_BRIEF_
Retype, word for word, the line containing "Extract the structured" and every line after it to the end. Skip pictures.

--- BEGIN INFORMATION SHOWN ---

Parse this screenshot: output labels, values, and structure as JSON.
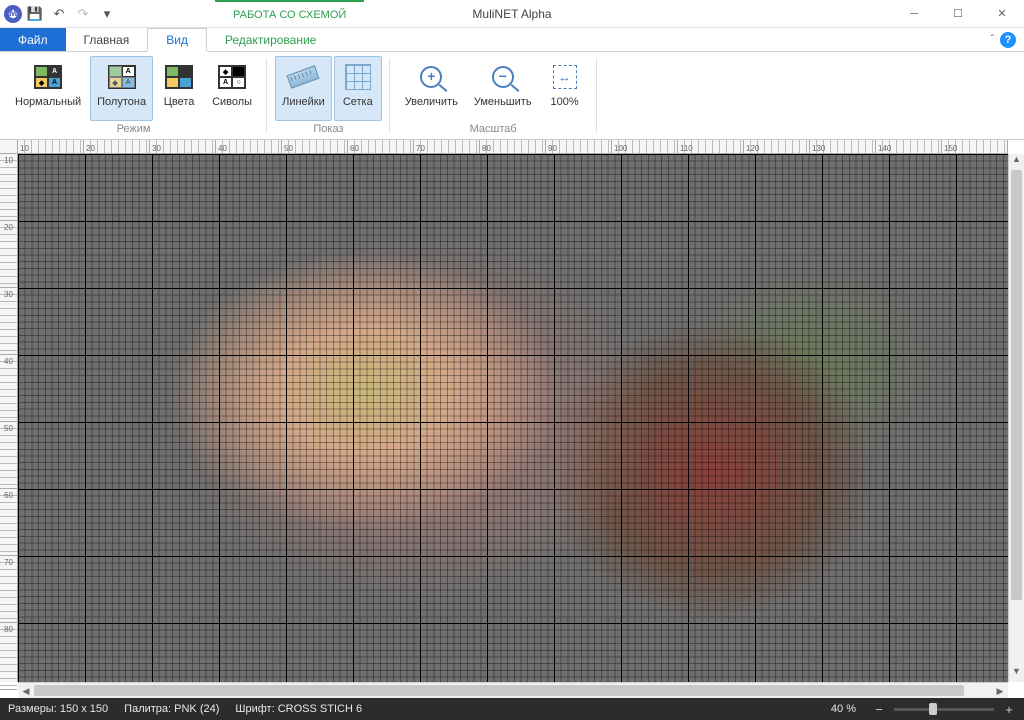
{
  "app": {
    "title": "MuliNET Alpha",
    "context_tab": "РАБОТА СО СХЕМОЙ",
    "logo_letter": "M"
  },
  "qat": {
    "save": "💾",
    "undo": "↶",
    "redo": "↷",
    "dropdown": "▾"
  },
  "tabs": {
    "file": "Файл",
    "home": "Главная",
    "view": "Вид",
    "edit": "Редактирование"
  },
  "ribbon": {
    "mode": {
      "label": "Режим",
      "normal": "Нормальный",
      "halftone": "Полутона",
      "colors": "Цвета",
      "symbols": "Сиволы"
    },
    "show": {
      "label": "Показ",
      "rulers": "Линейки",
      "grid": "Сетка"
    },
    "zoom": {
      "label": "Масштаб",
      "in": "Увеличить",
      "out": "Уменьшить",
      "fit": "100%"
    }
  },
  "ruler_h": [
    10,
    20,
    30,
    40,
    50,
    60,
    70,
    80,
    90,
    100,
    110,
    120,
    130,
    140,
    150
  ],
  "ruler_v": [
    10,
    20,
    30,
    40,
    50,
    60,
    70,
    80
  ],
  "status": {
    "size_label": "Размеры:",
    "size_value": "150 x 150",
    "palette_label": "Палитра:",
    "palette_value": "PNK (24)",
    "font_label": "Шрифт:",
    "font_value": "CROSS STICH 6",
    "zoom": "40 %"
  }
}
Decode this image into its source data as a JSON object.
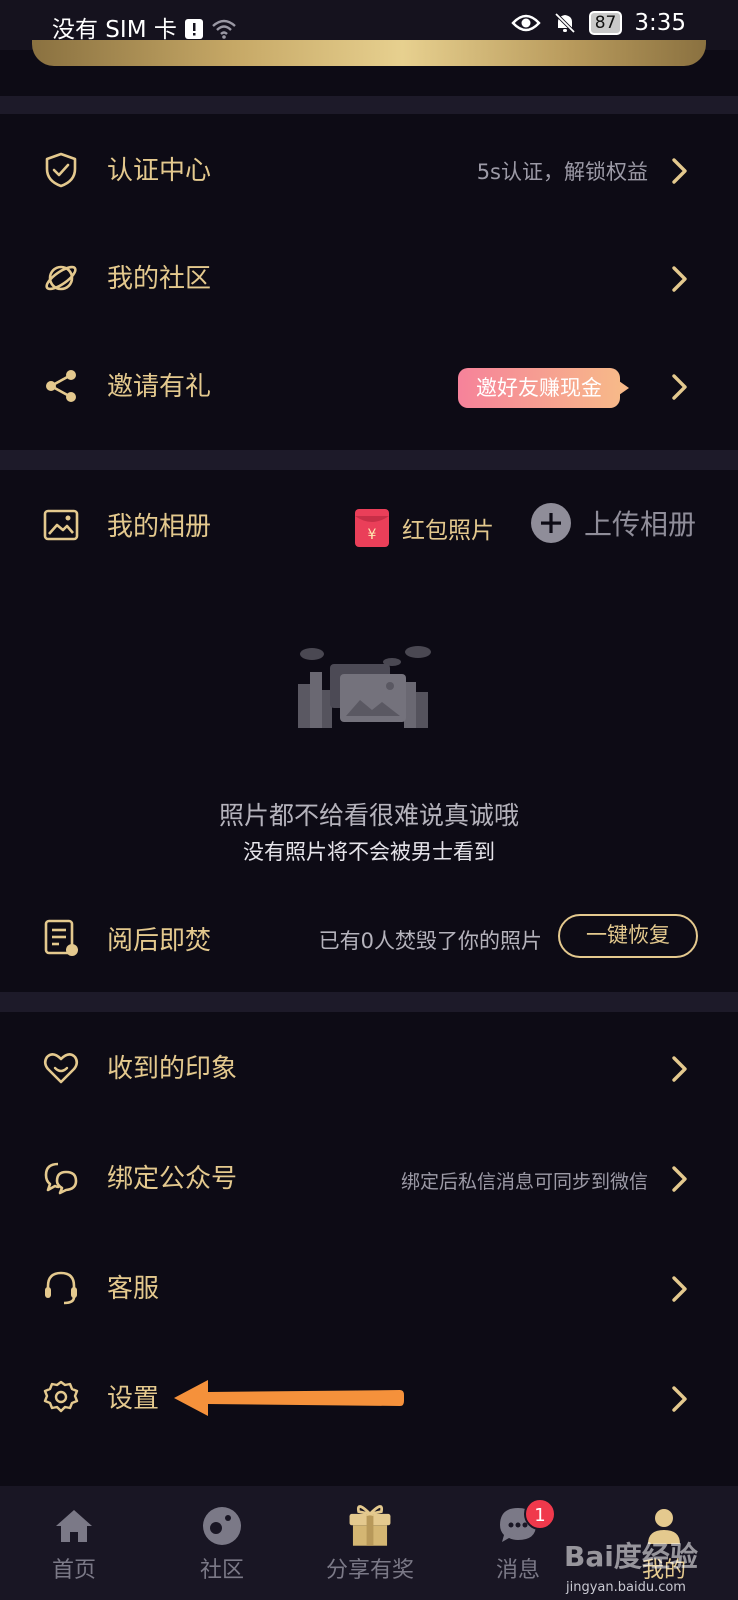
{
  "status_bar": {
    "carrier": "没有 SIM 卡",
    "battery": "87",
    "time": "3:35"
  },
  "menu_top": [
    {
      "label": "认证中心",
      "hint": "5s认证，解锁权益",
      "icon": "shield-check-icon"
    },
    {
      "label": "我的社区",
      "hint": "",
      "icon": "planet-icon"
    },
    {
      "label": "邀请有礼",
      "badge": "邀好友赚现金",
      "icon": "share-icon"
    }
  ],
  "album": {
    "title": "我的相册",
    "redpack_label": "红包照片",
    "redpack_symbol": "¥",
    "upload_label": "上传相册",
    "empty_title": "照片都不给看很难说真诚哦",
    "empty_sub": "没有照片将不会被男士看到"
  },
  "burn": {
    "label": "阅后即焚",
    "hint": "已有0人焚毁了你的照片",
    "button": "一键恢复"
  },
  "menu_bottom": [
    {
      "label": "收到的印象",
      "hint": "",
      "icon": "heart-icon"
    },
    {
      "label": "绑定公众号",
      "hint": "绑定后私信消息可同步到微信",
      "icon": "chat-bubbles-icon"
    },
    {
      "label": "客服",
      "hint": "",
      "icon": "headset-icon"
    },
    {
      "label": "设置",
      "hint": "",
      "icon": "gear-icon"
    }
  ],
  "tabbar": {
    "items": [
      {
        "label": "首页",
        "icon": "home-icon"
      },
      {
        "label": "社区",
        "icon": "community-icon"
      },
      {
        "label": "分享有奖",
        "icon": "gift-icon"
      },
      {
        "label": "消息",
        "icon": "message-icon",
        "badge": "1"
      },
      {
        "label": "我的",
        "icon": "profile-icon"
      }
    ],
    "active_index": 4
  },
  "watermark": {
    "brand": "Bai度经验",
    "url": "jingyan.baidu.com"
  },
  "colors": {
    "background": "#0d0b15",
    "accent_gold": "#e4c98e",
    "divider": "#1d1a29",
    "annotation_arrow": "#f5913b",
    "badge_red": "#f0394c"
  }
}
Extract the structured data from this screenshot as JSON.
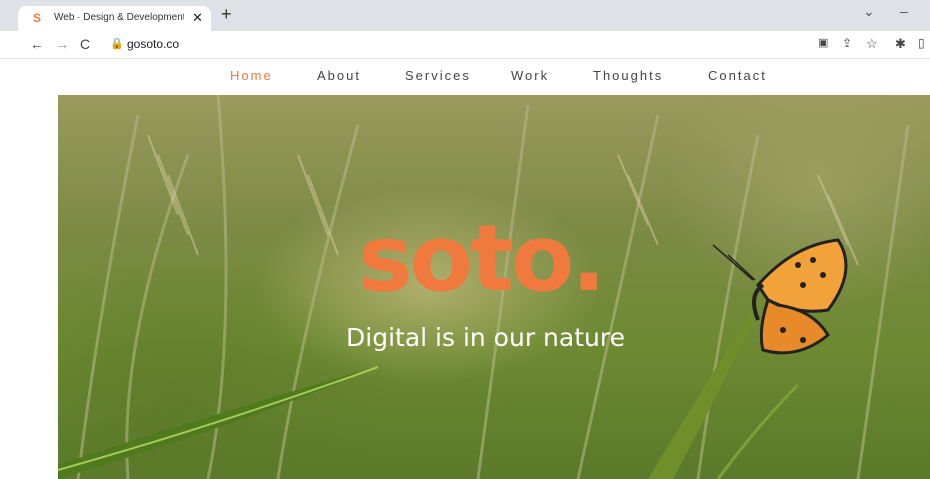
{
  "browser": {
    "tab_favicon": "S",
    "tab_title": "Web · Design & Development · S",
    "tab_close": "✕",
    "new_tab": "+",
    "url": "gosoto.co"
  },
  "nav": {
    "items": [
      "Home",
      "About",
      "Services",
      "Work",
      "Thoughts",
      "Contact"
    ],
    "active": "Home"
  },
  "hero": {
    "logo": "soto.",
    "tagline": "Digital is in our nature"
  },
  "colors": {
    "accent": "#ec7c3d",
    "logo": "#f07a3e"
  },
  "icons": [
    "back-icon",
    "forward-icon",
    "reload-icon",
    "lock-icon",
    "translate-icon",
    "share-icon",
    "bookmark-star-icon",
    "extensions-icon",
    "sidepanel-icon",
    "chevron-down-icon",
    "minimize-icon"
  ]
}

--- END INFORMATION SHOWN ---

_SOLUTION TO THE PROBLEM_
Extract the structured data from this screenshot as JSON.
{
  "browser": {
    "tab_favicon": "S",
    "tab_title": "Web · Design & Development · S",
    "tab_close": "✕",
    "new_tab": "+",
    "url": "gosoto.co"
  },
  "nav": {
    "items": [
      "Home",
      "About",
      "Services",
      "Work",
      "Thoughts",
      "Contact"
    ],
    "active": "Home"
  },
  "hero": {
    "logo": "soto.",
    "tagline": "Digital is in our nature"
  },
  "colors": {
    "accent": "#ec7c3d",
    "logo": "#f07a3e"
  },
  "icons": [
    "back-icon",
    "forward-icon",
    "reload-icon",
    "lock-icon",
    "translate-icon",
    "share-icon",
    "bookmark-star-icon",
    "extensions-icon",
    "sidepanel-icon",
    "chevron-down-icon",
    "minimize-icon"
  ]
}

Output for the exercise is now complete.